Problem to work on
Draw out every line with the word "snapshot" from the listing below.

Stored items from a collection
* start *
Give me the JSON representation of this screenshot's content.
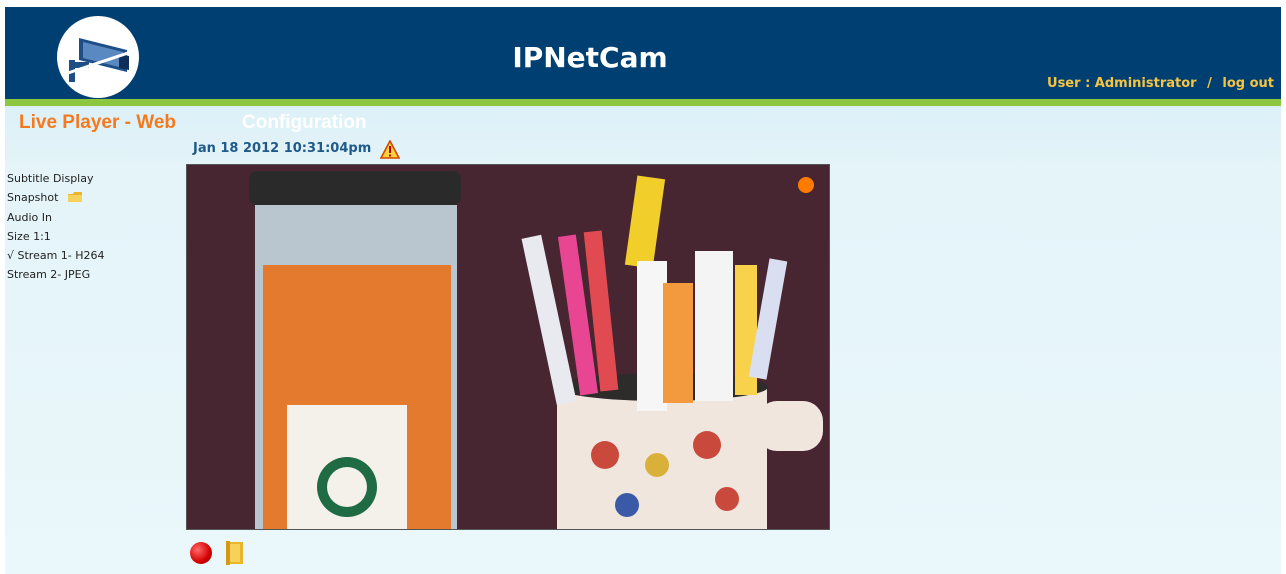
{
  "header": {
    "title": "IPNetCam",
    "user_label": "User : Administrator",
    "separator": "/",
    "logout": "log out"
  },
  "tabs": {
    "live": "Live Player - Web",
    "config": "Configuration"
  },
  "timestamp": "Jan 18 2012 10:31:04pm",
  "menu": {
    "subtitle": "Subtitle Display",
    "snapshot": "Snapshot",
    "audio": "Audio In",
    "size": "Size 1:1",
    "stream1": "√ Stream 1- H264",
    "stream2": "Stream 2- JPEG"
  },
  "icons": {
    "logo": "camera-logo-icon",
    "warning": "warning-icon",
    "snapshot": "folder-icon",
    "record": "record-icon",
    "record_folder": "folder-icon"
  },
  "colors": {
    "header": "#003f72",
    "accent_green": "#8dc63f",
    "active_tab": "#f47a1f",
    "user_text": "#f5c542",
    "timestamp": "#1f5a8a"
  }
}
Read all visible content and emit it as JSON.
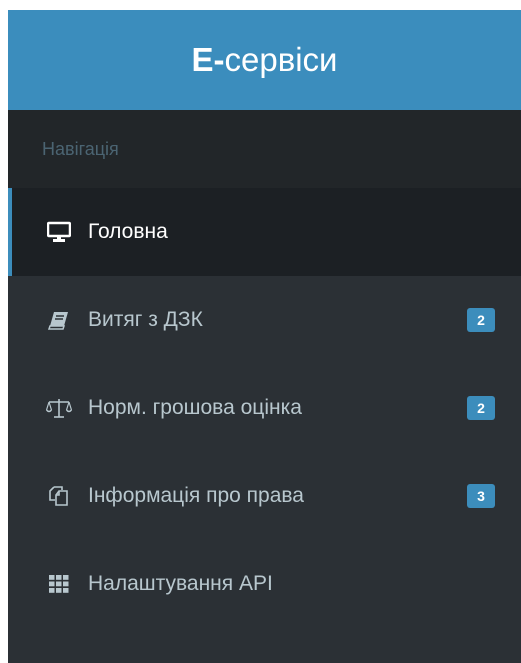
* end *
Reply to the exercise
    "snapshot": "Snapshot",
    "snapshot": "folder-icon",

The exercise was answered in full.